**Supplied records**
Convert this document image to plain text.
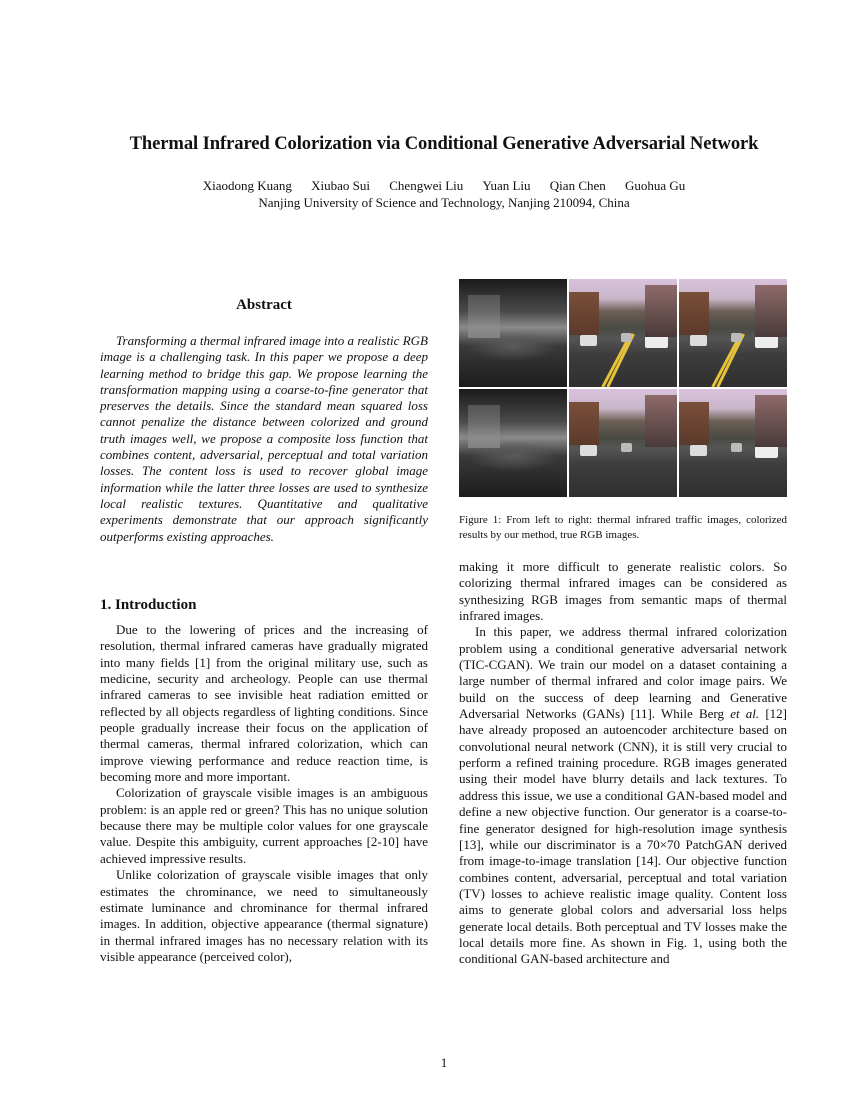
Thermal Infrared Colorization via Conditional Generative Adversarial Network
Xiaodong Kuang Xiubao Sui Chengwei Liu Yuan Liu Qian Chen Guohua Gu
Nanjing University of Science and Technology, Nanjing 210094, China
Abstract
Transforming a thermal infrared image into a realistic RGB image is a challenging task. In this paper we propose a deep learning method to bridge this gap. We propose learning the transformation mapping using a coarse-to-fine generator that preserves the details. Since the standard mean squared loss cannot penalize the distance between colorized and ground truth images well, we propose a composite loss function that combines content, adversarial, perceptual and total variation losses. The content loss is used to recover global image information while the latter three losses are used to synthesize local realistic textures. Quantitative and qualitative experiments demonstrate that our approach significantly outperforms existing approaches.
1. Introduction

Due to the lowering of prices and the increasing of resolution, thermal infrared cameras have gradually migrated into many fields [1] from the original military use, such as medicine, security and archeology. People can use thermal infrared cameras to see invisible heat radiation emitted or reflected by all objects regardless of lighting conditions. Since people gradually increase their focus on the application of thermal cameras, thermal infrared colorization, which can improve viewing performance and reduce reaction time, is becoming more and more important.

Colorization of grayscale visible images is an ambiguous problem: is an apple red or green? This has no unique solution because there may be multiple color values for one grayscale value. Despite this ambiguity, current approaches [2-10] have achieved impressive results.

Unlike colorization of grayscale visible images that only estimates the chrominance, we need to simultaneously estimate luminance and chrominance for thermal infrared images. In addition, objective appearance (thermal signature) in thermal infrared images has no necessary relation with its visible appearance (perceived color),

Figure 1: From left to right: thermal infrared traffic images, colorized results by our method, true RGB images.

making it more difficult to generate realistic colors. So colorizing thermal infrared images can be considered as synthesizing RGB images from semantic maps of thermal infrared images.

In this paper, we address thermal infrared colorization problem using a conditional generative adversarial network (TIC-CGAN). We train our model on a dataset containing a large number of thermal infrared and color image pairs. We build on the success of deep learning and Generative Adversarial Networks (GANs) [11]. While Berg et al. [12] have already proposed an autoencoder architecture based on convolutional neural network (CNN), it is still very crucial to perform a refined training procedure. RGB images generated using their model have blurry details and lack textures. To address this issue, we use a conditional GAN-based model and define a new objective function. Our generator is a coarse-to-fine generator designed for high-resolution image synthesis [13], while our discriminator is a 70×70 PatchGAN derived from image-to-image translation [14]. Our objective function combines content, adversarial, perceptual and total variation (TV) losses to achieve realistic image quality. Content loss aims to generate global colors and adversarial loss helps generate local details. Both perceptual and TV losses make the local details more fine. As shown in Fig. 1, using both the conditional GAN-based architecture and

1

...

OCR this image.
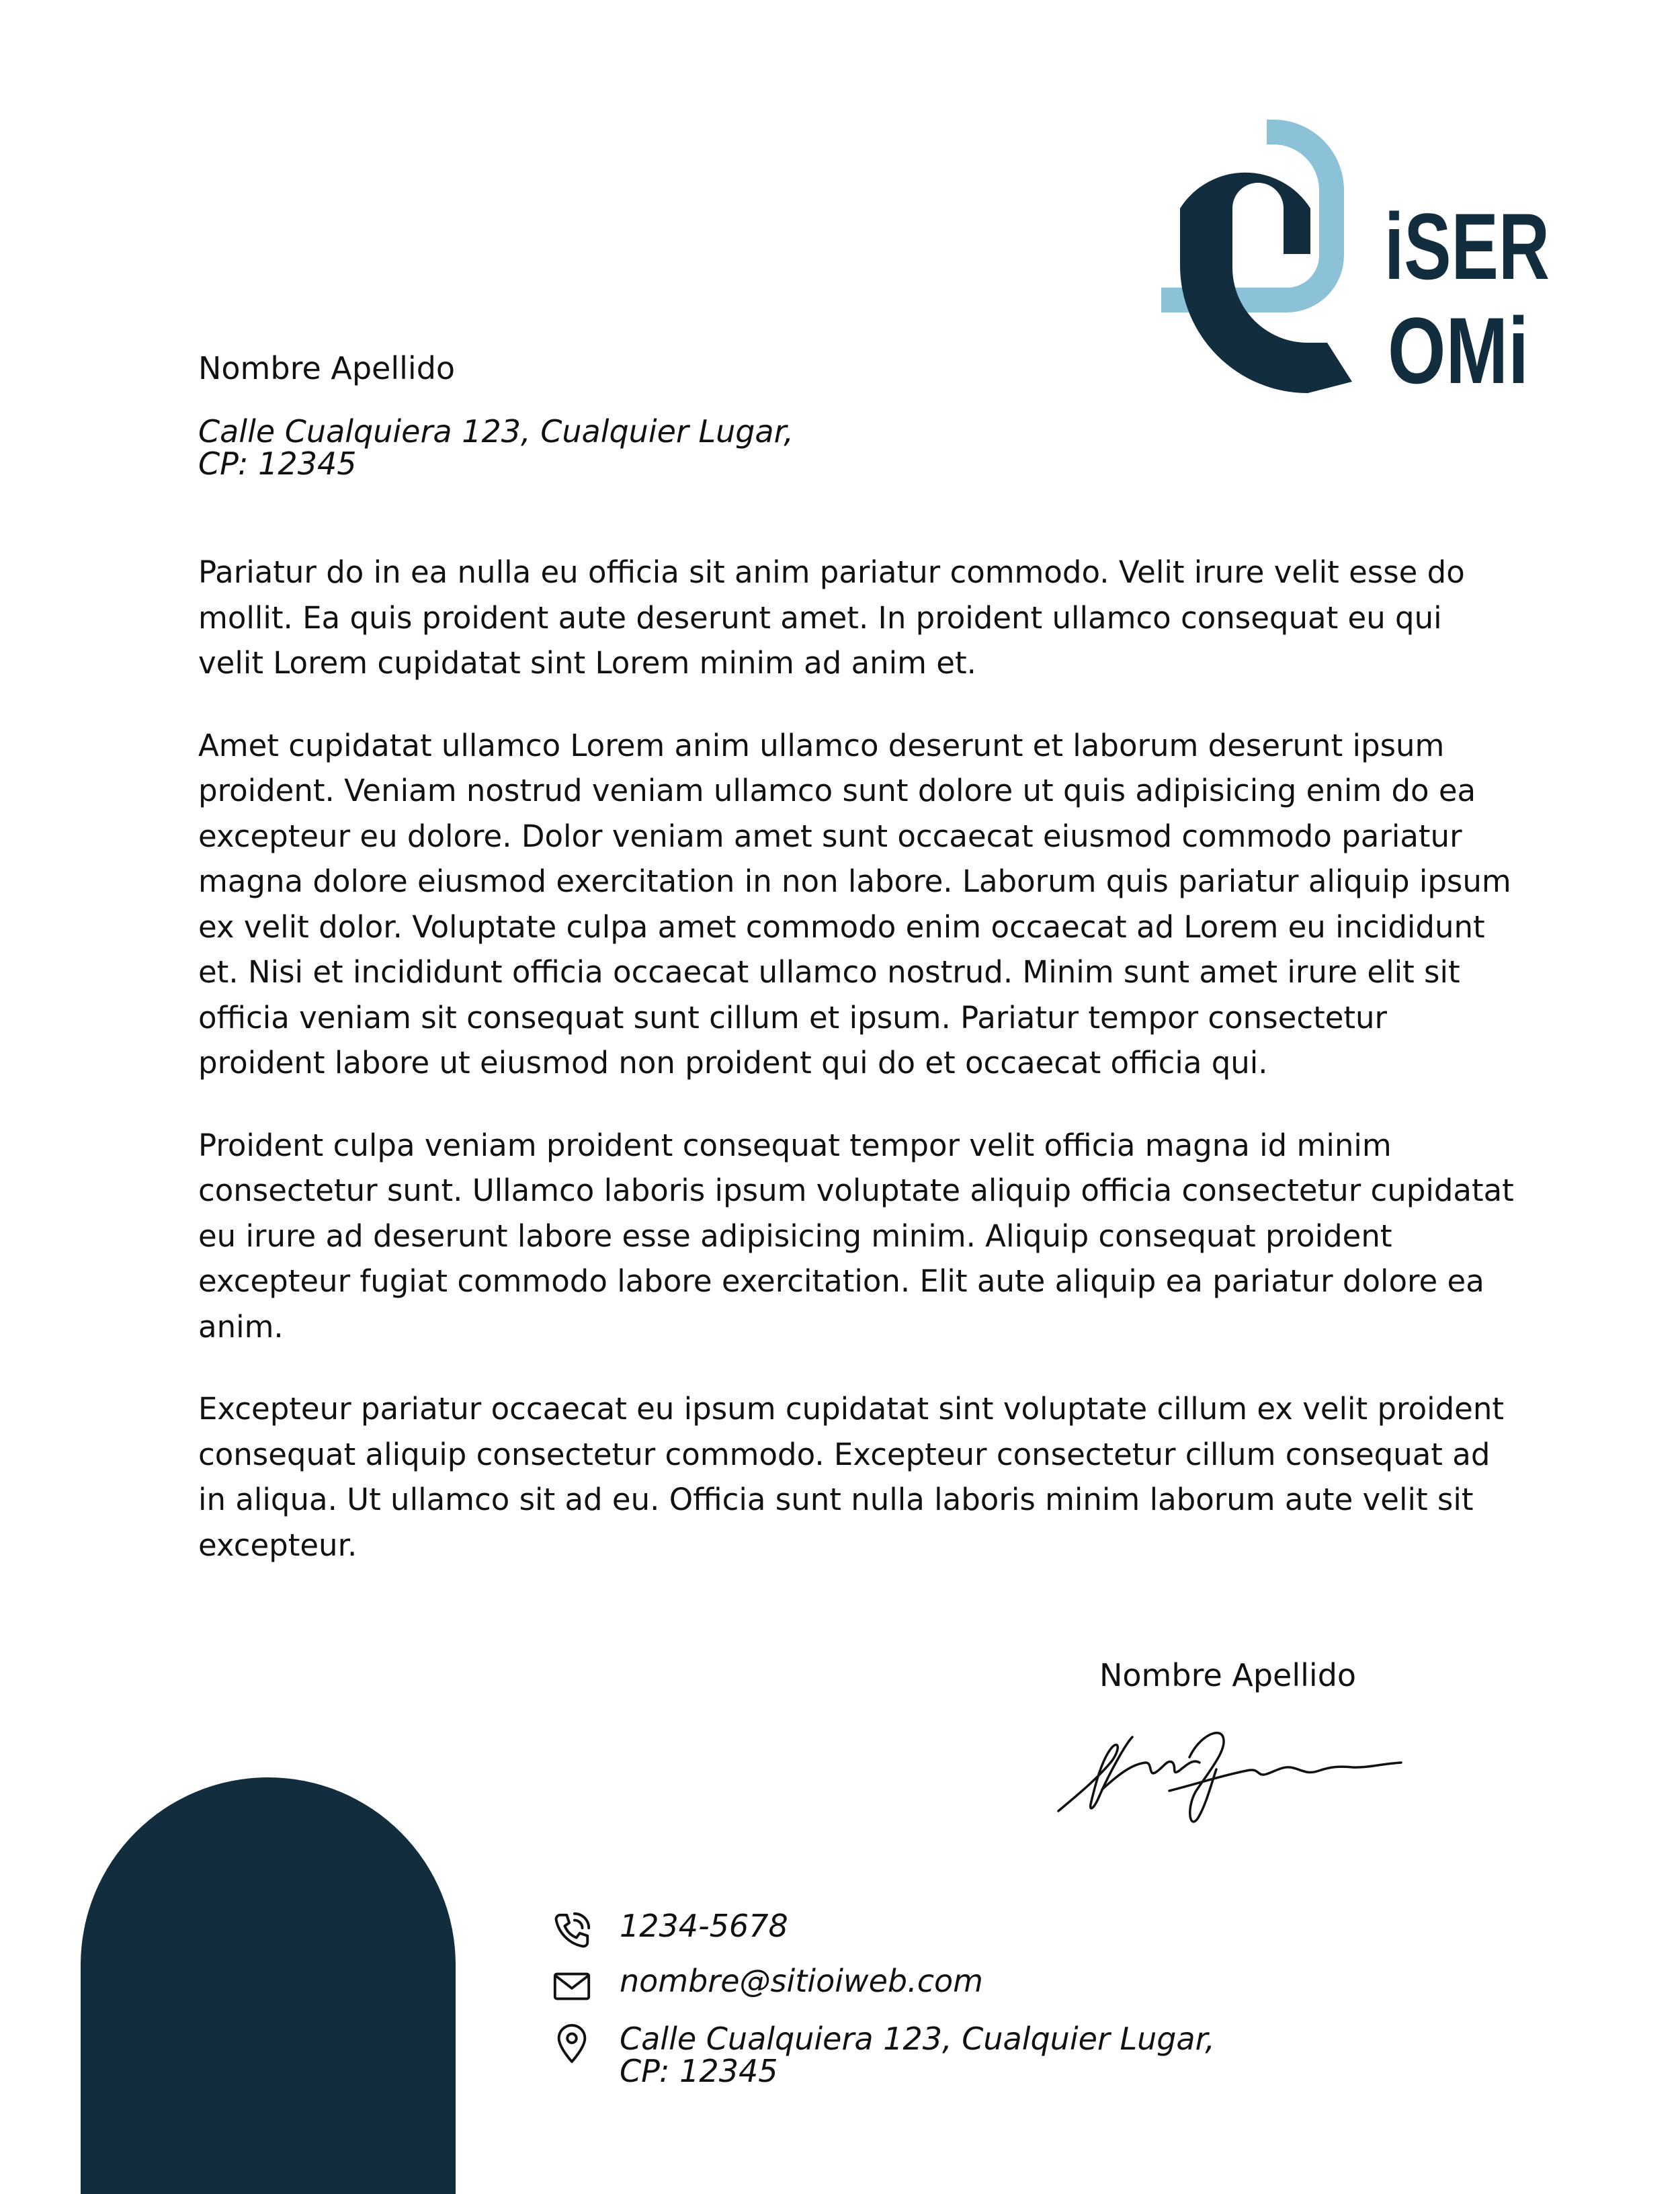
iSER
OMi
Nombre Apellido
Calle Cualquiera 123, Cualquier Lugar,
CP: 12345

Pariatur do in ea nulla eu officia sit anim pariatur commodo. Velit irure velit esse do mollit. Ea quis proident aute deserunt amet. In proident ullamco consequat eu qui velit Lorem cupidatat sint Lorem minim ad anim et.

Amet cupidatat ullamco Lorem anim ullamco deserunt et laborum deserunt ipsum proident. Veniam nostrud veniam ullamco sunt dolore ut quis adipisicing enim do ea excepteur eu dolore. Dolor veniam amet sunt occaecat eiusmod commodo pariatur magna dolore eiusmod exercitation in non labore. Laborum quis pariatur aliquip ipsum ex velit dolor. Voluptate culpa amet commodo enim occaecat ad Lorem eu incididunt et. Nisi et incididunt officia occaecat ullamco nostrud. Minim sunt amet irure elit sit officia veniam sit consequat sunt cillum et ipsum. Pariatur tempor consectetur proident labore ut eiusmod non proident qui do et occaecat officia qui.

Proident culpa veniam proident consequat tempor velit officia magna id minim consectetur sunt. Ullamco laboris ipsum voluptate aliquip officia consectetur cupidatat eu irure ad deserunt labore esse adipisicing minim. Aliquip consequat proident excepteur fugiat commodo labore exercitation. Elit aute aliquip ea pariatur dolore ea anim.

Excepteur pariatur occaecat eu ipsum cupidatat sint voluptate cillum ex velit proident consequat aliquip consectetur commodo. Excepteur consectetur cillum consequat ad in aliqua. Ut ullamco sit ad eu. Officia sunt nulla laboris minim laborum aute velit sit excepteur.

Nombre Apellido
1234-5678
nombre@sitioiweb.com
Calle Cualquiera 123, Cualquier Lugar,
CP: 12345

**What the task asks**
Looking at the records above, report how many lines contain the word "quis". Answer with the number only.

**Reply**
2